— start of Dataset records —

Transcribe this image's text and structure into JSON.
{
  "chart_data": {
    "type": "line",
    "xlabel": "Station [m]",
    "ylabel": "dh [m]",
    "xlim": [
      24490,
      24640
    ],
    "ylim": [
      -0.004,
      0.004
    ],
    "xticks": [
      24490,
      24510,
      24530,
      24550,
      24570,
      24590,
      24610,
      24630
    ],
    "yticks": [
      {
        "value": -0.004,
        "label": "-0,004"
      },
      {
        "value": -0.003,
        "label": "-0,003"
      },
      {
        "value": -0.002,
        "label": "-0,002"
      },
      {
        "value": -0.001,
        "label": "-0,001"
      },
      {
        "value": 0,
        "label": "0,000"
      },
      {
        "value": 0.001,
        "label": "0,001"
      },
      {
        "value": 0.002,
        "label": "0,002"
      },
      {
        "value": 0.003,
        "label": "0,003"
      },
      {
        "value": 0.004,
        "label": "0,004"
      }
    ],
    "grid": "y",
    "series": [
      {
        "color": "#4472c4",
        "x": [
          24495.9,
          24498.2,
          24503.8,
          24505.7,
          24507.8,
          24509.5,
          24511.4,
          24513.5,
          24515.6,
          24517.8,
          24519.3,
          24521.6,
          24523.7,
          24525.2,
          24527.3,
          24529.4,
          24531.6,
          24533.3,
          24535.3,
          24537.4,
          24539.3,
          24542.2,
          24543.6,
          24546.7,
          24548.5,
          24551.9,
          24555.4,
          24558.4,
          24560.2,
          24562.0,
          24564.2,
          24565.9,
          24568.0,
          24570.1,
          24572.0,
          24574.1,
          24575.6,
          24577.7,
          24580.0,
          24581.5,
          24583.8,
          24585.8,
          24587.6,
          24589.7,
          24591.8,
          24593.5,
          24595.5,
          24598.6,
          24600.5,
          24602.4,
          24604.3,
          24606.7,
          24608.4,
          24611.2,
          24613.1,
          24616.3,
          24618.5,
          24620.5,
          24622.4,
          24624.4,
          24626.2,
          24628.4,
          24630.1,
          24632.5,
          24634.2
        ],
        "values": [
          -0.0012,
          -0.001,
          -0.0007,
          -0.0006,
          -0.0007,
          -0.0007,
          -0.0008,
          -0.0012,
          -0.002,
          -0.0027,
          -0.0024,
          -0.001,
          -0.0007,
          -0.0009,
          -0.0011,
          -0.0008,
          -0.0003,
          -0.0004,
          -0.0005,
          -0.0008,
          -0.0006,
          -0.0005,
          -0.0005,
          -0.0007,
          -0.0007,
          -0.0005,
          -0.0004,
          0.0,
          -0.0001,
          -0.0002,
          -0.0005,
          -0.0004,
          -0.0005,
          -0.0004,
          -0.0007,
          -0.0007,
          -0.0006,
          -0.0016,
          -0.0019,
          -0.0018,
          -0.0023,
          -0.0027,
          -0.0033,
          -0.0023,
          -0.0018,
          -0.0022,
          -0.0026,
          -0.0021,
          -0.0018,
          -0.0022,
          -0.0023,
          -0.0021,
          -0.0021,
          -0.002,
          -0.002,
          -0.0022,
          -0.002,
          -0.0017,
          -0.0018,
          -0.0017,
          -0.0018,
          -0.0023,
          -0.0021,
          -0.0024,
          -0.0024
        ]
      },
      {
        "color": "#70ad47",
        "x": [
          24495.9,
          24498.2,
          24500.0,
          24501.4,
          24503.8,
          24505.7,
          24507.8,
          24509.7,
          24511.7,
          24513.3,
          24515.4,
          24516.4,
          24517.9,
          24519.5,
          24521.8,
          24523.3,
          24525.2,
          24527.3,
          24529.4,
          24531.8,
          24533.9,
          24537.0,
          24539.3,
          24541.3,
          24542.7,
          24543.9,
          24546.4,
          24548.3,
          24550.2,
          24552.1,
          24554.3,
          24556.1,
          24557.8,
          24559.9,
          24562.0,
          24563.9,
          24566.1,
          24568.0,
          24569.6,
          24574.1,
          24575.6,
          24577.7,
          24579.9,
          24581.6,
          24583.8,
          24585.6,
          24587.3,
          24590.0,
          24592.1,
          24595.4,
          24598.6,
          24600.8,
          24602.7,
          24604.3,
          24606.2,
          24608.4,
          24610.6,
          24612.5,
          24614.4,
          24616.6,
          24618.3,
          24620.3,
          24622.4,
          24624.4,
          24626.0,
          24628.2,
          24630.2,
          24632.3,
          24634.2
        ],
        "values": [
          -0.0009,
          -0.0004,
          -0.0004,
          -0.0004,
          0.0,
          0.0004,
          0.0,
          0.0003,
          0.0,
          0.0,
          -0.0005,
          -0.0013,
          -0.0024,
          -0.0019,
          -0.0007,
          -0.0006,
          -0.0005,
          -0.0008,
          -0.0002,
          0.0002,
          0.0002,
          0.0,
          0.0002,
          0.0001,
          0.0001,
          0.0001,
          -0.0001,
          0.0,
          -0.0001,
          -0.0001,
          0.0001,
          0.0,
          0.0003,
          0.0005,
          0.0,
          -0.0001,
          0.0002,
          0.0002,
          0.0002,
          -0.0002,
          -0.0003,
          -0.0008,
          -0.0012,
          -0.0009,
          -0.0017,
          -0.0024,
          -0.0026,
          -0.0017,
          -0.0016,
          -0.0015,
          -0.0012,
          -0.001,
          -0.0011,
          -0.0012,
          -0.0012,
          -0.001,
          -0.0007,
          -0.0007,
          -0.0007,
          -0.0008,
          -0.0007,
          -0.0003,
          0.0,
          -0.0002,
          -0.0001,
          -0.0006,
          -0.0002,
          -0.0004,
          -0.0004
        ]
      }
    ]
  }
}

— end of Dataset records —

__Instructions for the task__
Reproduce the material above without altering a single character.

__Full solution__
Transcribe this image's text and structure into JSON.
{
  "chart_data": {
    "type": "line",
    "xlabel": "Station [m]",
    "ylabel": "dh [m]",
    "xlim": [
      24490,
      24640
    ],
    "ylim": [
      -0.004,
      0.004
    ],
    "xticks": [
      24490,
      24510,
      24530,
      24550,
      24570,
      24590,
      24610,
      24630
    ],
    "yticks": [
      {
        "value": -0.004,
        "label": "-0,004"
      },
      {
        "value": -0.003,
        "label": "-0,003"
      },
      {
        "value": -0.002,
        "label": "-0,002"
      },
      {
        "value": -0.001,
        "label": "-0,001"
      },
      {
        "value": 0,
        "label": "0,000"
      },
      {
        "value": 0.001,
        "label": "0,001"
      },
      {
        "value": 0.002,
        "label": "0,002"
      },
      {
        "value": 0.003,
        "label": "0,003"
      },
      {
        "value": 0.004,
        "label": "0,004"
      }
    ],
    "grid": "y",
    "series": [
      {
        "color": "#4472c4",
        "x": [
          24495.9,
          24498.2,
          24503.8,
          24505.7,
          24507.8,
          24509.5,
          24511.4,
          24513.5,
          24515.6,
          24517.8,
          24519.3,
          24521.6,
          24523.7,
          24525.2,
          24527.3,
          24529.4,
          24531.6,
          24533.3,
          24535.3,
          24537.4,
          24539.3,
          24542.2,
          24543.6,
          24546.7,
          24548.5,
          24551.9,
          24555.4,
          24558.4,
          24560.2,
          24562.0,
          24564.2,
          24565.9,
          24568.0,
          24570.1,
          24572.0,
          24574.1,
          24575.6,
          24577.7,
          24580.0,
          24581.5,
          24583.8,
          24585.8,
          24587.6,
          24589.7,
          24591.8,
          24593.5,
          24595.5,
          24598.6,
          24600.5,
          24602.4,
          24604.3,
          24606.7,
          24608.4,
          24611.2,
          24613.1,
          24616.3,
          24618.5,
          24620.5,
          24622.4,
          24624.4,
          24626.2,
          24628.4,
          24630.1,
          24632.5,
          24634.2
        ],
        "values": [
          -0.0012,
          -0.001,
          -0.0007,
          -0.0006,
          -0.0007,
          -0.0007,
          -0.0008,
          -0.0012,
          -0.002,
          -0.0027,
          -0.0024,
          -0.001,
          -0.0007,
          -0.0009,
          -0.0011,
          -0.0008,
          -0.0003,
          -0.0004,
          -0.0005,
          -0.0008,
          -0.0006,
          -0.0005,
          -0.0005,
          -0.0007,
          -0.0007,
          -0.0005,
          -0.0004,
          0.0,
          -0.0001,
          -0.0002,
          -0.0005,
          -0.0004,
          -0.0005,
          -0.0004,
          -0.0007,
          -0.0007,
          -0.0006,
          -0.0016,
          -0.0019,
          -0.0018,
          -0.0023,
          -0.0027,
          -0.0033,
          -0.0023,
          -0.0018,
          -0.0022,
          -0.0026,
          -0.0021,
          -0.0018,
          -0.0022,
          -0.0023,
          -0.0021,
          -0.0021,
          -0.002,
          -0.002,
          -0.0022,
          -0.002,
          -0.0017,
          -0.0018,
          -0.0017,
          -0.0018,
          -0.0023,
          -0.0021,
          -0.0024,
          -0.0024
        ]
      },
      {
        "color": "#70ad47",
        "x": [
          24495.9,
          24498.2,
          24500.0,
          24501.4,
          24503.8,
          24505.7,
          24507.8,
          24509.7,
          24511.7,
          24513.3,
          24515.4,
          24516.4,
          24517.9,
          24519.5,
          24521.8,
          24523.3,
          24525.2,
          24527.3,
          24529.4,
          24531.8,
          24533.9,
          24537.0,
          24539.3,
          24541.3,
          24542.7,
          24543.9,
          24546.4,
          24548.3,
          24550.2,
          24552.1,
          24554.3,
          24556.1,
          24557.8,
          24559.9,
          24562.0,
          24563.9,
          24566.1,
          24568.0,
          24569.6,
          24574.1,
          24575.6,
          24577.7,
          24579.9,
          24581.6,
          24583.8,
          24585.6,
          24587.3,
          24590.0,
          24592.1,
          24595.4,
          24598.6,
          24600.8,
          24602.7,
          24604.3,
          24606.2,
          24608.4,
          24610.6,
          24612.5,
          24614.4,
          24616.6,
          24618.3,
          24620.3,
          24622.4,
          24624.4,
          24626.0,
          24628.2,
          24630.2,
          24632.3,
          24634.2
        ],
        "values": [
          -0.0009,
          -0.0004,
          -0.0004,
          -0.0004,
          0.0,
          0.0004,
          0.0,
          0.0003,
          0.0,
          0.0,
          -0.0005,
          -0.0013,
          -0.0024,
          -0.0019,
          -0.0007,
          -0.0006,
          -0.0005,
          -0.0008,
          -0.0002,
          0.0002,
          0.0002,
          0.0,
          0.0002,
          0.0001,
          0.0001,
          0.0001,
          -0.0001,
          0.0,
          -0.0001,
          -0.0001,
          0.0001,
          0.0,
          0.0003,
          0.0005,
          0.0,
          -0.0001,
          0.0002,
          0.0002,
          0.0002,
          -0.0002,
          -0.0003,
          -0.0008,
          -0.0012,
          -0.0009,
          -0.0017,
          -0.0024,
          -0.0026,
          -0.0017,
          -0.0016,
          -0.0015,
          -0.0012,
          -0.001,
          -0.0011,
          -0.0012,
          -0.0012,
          -0.001,
          -0.0007,
          -0.0007,
          -0.0007,
          -0.0008,
          -0.0007,
          -0.0003,
          0.0,
          -0.0002,
          -0.0001,
          -0.0006,
          -0.0002,
          -0.0004,
          -0.0004
        ]
      }
    ]
  }
}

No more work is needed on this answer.